PROBLEM REQUIREMENTS: Repeat the records below word for word, but start at the line that contains "Extract the structured", stop after the last line, and include nothing else.

## Begin EXERCISE MATERIALS

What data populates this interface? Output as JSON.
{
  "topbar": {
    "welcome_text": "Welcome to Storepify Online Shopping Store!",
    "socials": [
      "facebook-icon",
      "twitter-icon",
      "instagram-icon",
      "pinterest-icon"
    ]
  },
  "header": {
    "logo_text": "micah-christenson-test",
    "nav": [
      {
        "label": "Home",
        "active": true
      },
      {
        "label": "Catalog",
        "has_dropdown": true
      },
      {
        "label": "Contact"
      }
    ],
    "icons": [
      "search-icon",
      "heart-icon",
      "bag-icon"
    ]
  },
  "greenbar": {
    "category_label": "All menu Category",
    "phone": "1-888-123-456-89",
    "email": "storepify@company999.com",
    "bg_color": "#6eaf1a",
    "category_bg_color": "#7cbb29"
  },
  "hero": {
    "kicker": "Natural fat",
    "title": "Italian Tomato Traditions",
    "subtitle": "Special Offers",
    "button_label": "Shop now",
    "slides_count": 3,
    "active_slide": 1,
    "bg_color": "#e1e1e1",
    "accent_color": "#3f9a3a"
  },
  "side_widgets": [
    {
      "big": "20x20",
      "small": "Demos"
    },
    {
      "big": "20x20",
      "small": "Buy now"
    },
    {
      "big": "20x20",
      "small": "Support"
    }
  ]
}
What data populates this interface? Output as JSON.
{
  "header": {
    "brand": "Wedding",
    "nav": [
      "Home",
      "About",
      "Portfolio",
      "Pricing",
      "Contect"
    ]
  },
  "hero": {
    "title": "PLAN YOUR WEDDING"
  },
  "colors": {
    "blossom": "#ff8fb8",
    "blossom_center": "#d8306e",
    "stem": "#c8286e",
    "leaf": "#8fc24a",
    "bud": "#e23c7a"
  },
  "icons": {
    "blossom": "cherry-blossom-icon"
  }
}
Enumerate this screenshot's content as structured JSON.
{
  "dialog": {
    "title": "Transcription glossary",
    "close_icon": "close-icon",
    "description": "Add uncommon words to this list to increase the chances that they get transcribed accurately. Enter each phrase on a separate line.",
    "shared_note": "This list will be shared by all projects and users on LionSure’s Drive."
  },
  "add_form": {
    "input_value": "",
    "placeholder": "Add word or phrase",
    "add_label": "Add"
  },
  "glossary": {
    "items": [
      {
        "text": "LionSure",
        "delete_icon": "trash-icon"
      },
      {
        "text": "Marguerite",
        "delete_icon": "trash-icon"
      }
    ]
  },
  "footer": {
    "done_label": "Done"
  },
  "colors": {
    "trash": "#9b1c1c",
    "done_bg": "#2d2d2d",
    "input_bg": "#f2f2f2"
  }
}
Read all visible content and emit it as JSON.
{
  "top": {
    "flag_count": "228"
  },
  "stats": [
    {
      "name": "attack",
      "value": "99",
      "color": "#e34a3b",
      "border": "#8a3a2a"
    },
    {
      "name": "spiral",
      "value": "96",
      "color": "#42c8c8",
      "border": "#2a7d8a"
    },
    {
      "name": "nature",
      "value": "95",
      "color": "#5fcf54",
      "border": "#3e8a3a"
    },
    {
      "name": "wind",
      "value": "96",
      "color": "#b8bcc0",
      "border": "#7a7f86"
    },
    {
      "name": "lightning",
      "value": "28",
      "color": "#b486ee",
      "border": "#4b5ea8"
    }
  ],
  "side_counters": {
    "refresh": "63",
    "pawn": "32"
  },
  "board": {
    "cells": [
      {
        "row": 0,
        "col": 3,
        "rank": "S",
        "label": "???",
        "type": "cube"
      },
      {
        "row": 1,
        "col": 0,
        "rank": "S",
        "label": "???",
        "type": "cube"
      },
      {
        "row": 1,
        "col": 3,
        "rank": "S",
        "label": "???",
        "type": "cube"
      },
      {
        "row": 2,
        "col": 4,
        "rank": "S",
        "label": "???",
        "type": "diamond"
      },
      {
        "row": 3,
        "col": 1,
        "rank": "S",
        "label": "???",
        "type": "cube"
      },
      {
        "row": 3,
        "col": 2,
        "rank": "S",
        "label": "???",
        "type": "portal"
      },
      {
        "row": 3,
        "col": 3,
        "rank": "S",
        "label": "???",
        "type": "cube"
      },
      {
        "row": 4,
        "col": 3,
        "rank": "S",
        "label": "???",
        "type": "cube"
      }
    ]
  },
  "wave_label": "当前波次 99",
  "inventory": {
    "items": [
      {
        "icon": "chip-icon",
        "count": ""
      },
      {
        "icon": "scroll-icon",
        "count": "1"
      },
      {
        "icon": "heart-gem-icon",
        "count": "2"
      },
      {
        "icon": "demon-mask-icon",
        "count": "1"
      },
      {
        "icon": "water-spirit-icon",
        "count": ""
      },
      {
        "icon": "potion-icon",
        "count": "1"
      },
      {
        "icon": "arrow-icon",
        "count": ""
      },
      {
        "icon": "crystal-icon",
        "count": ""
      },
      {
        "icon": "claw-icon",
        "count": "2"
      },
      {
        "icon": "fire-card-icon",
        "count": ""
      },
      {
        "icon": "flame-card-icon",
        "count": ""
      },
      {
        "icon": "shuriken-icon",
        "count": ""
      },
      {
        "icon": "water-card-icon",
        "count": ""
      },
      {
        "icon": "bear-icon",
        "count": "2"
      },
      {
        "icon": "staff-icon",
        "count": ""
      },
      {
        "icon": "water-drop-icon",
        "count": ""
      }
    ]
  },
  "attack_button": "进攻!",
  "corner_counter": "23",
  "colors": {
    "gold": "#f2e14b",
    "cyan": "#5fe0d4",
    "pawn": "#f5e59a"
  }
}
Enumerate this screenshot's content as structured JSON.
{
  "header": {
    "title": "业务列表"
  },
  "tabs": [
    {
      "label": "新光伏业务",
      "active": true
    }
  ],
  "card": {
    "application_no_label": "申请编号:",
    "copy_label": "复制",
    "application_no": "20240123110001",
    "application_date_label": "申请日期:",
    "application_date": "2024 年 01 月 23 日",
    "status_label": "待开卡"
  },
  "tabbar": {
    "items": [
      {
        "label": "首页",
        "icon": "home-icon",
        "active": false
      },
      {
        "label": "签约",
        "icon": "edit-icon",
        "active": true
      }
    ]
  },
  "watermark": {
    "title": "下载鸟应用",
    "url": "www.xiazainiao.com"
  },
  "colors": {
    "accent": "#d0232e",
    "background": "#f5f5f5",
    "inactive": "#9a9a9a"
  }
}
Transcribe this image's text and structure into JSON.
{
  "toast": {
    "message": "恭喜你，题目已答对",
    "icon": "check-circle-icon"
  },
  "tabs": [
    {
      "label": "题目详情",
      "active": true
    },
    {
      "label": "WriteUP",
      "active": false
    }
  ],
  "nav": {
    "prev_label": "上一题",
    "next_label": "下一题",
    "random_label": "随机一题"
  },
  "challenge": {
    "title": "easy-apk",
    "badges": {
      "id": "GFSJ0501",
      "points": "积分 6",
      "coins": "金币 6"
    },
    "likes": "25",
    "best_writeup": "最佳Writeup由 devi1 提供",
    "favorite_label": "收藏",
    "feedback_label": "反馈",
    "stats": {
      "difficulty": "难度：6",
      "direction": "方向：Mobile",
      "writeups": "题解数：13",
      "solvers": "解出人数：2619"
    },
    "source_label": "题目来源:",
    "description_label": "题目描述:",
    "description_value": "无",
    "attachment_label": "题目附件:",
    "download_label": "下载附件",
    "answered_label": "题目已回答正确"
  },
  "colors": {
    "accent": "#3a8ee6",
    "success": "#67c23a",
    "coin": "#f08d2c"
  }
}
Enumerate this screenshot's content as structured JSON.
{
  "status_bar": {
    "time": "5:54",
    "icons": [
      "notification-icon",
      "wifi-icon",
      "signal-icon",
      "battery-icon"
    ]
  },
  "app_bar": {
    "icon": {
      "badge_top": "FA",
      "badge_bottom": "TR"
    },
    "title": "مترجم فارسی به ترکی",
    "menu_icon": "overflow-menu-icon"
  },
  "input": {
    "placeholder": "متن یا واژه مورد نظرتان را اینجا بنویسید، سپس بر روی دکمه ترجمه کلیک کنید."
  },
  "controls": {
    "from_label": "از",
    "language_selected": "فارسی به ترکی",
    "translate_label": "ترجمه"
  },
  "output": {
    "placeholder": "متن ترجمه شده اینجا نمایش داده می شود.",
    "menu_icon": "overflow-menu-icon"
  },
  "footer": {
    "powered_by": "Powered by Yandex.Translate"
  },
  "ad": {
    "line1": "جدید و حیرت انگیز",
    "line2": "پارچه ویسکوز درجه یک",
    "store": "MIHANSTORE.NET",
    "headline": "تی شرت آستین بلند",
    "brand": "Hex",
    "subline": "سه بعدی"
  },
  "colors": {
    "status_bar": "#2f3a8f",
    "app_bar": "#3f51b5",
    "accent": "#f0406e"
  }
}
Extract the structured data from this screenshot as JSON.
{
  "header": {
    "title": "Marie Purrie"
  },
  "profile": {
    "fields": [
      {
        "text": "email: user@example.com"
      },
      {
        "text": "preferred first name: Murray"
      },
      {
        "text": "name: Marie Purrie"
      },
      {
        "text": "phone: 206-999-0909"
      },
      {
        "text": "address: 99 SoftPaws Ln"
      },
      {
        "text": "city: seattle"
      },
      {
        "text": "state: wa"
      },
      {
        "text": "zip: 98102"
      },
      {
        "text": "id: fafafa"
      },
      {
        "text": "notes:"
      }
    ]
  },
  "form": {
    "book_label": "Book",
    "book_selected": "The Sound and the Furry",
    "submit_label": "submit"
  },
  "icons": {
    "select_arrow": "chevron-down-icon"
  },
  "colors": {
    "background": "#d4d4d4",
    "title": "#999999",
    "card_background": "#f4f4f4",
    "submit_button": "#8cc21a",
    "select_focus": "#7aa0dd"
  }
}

## End EXERCISE MATERIALS

COMPLETE OUTPUT:
Extract the structured data from this screenshot as JSON.
{
  "header": {
    "title": "Marie Purrie"
  },
  "profile": {
    "fields": [
      {
        "text": "email: user@example.com"
      },
      {
        "text": "preferred first name: Murray"
      },
      {
        "text": "name: Marie Purrie"
      },
      {
        "text": "phone: 206-999-0909"
      },
      {
        "text": "address: 99 SoftPaws Ln"
      },
      {
        "text": "city: seattle"
      },
      {
        "text": "state: wa"
      },
      {
        "text": "zip: 98102"
      },
      {
        "text": "id: fafafa"
      },
      {
        "text": "notes:"
      }
    ]
  },
  "form": {
    "book_label": "Book",
    "book_selected": "The Sound and the Furry",
    "submit_label": "submit"
  },
  "icons": {
    "select_arrow": "chevron-down-icon"
  },
  "colors": {
    "background": "#d4d4d4",
    "title": "#999999",
    "card_background": "#f4f4f4",
    "submit_button": "#8cc21a",
    "select_focus": "#7aa0dd"
  }
}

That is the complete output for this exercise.